• **Exercise details**:
Copy out the listing that follows exactly, dropping every picture.

========

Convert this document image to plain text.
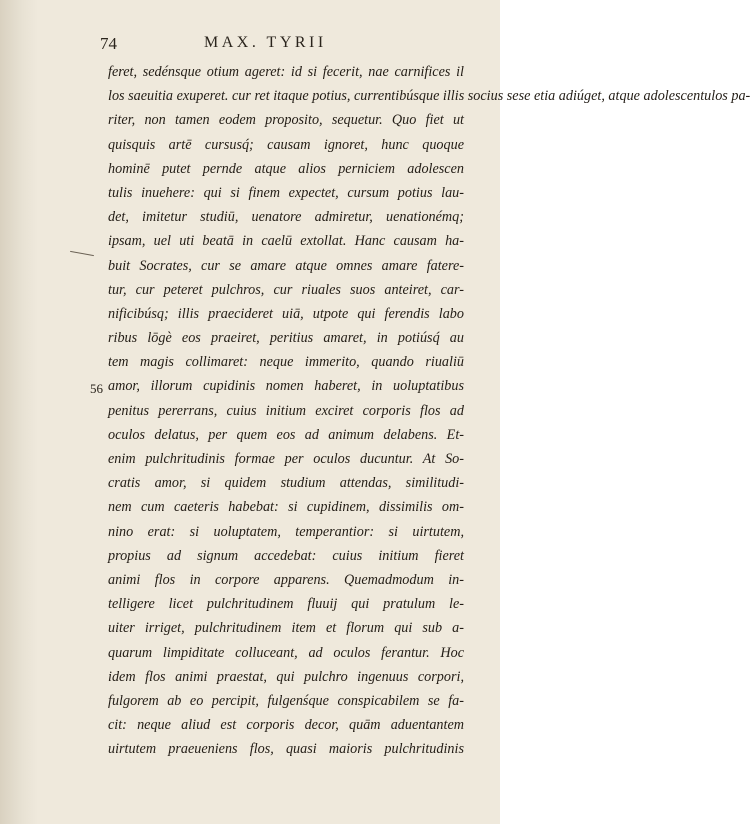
74	MAX. TYRII
56
feret, sedénsque otium ageret: id si fecerit, nae carnifices il
los saeuitia exuperet. cur ret itaque potius, currentibúsque illis socius sese etia adiúget, atque adolescentulos pa-
riter, non tamen eodem proposito, sequetur. Quo fiet ut
quisquis artē cursusq́; causam ignoret, hunc quoque
hominē putet pernde atque alios perniciem adolescen
tulis inuehere: qui si finem expectet, cursum potius lau-
det, imitetur studiū, uenatore admiretur, uenationémq;
ipsam, uel uti beatā in caelū extollat. Hanc causam ha-
buit Socrates, cur se amare atque omnes amare fatere-
tur, cur peteret pulchros, cur riuales suos anteiret, car-
nificibúsq; illis praecideret uiā, utpote qui ferendis labo
ribus lōgè eos praeiret, peritius amaret, in potiúsq́ au
tem magis collimaret: neque immerito, quando riualiū
amor, illorum cupidinis nomen haberet, in uoluptatibus
penitus pererrans, cuius initium exciret corporis flos ad
oculos delatus, per quem eos ad animum delabens. Et-
enim pulchritudinis formae per oculos ducuntur. At So-
cratis amor, si quidem studium attendas, similitudi-
nem cum caeteris habebat: si cupidinem, dissimilis om-
nino erat: si uoluptatem, temperantior: si uirtutem,
propius ad signum accedebat: cuius initium fieret
animi flos in corpore apparens. Quemadmodum in-
telligere licet pulchritudinem fluuij qui pratulum le-
uiter irriget, pulchritudinem item et florum qui sub a-
quarum limpiditate colluceant, ad oculos ferantur. Hoc
idem flos animi praestat, qui pulchro ingenuus corpori,
fulgorem ab eo percipit, fulgenśque conspicabilem se fa-
cit: neque aliud est corporis decor, quām aduentantem
uirtutem praeueniens flos, quasi maioris pulchritudinis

========

• **Written answer**:
Convert this document image to plain text.
74	MAX. TYRII
56
feret, sedénsque otium ageret: id si fecerit, nae carnifices il
los saeuitia exuperet. cur ret itaque potius, currentibúsque illis socius sese etia adiúget, atque adolescentulos pa-
riter, non tamen eodem proposito, sequetur. Quo fiet ut
quisquis artē cursusq́; causam ignoret, hunc quoque
hominē putet pernde atque alios perniciem adolescen
tulis inuehere: qui si finem expectet, cursum potius lau-
det, imitetur studiū, uenatore admiretur, uenationémq;
ipsam, uel uti beatā in caelū extollat. Hanc causam ha-
buit Socrates, cur se amare atque omnes amare fatere-
tur, cur peteret pulchros, cur riuales suos anteiret, car-
nificibúsq; illis praecideret uiā, utpote qui ferendis labo
ribus lōgè eos praeiret, peritius amaret, in potiúsq́ au
tem magis collimaret: neque immerito, quando riualiū
amor, illorum cupidinis nomen haberet, in uoluptatibus
penitus pererrans, cuius initium exciret corporis flos ad
oculos delatus, per quem eos ad animum delabens. Et-
enim pulchritudinis formae per oculos ducuntur. At So-
cratis amor, si quidem studium attendas, similitudi-
nem cum caeteris habebat: si cupidinem, dissimilis om-
nino erat: si uoluptatem, temperantior: si uirtutem,
propius ad signum accedebat: cuius initium fieret
animi flos in corpore apparens. Quemadmodum in-
telligere licet pulchritudinem fluuij qui pratulum le-
uiter irriget, pulchritudinem item et florum qui sub a-
quarum limpiditate colluceant, ad oculos ferantur. Hoc
idem flos animi praestat, qui pulchro ingenuus corpori,
fulgorem ab eo percipit, fulgenśque conspicabilem se fa-
cit: neque aliud est corporis decor, quām aduentantem
uirtutem praeueniens flos, quasi maioris pulchritudinis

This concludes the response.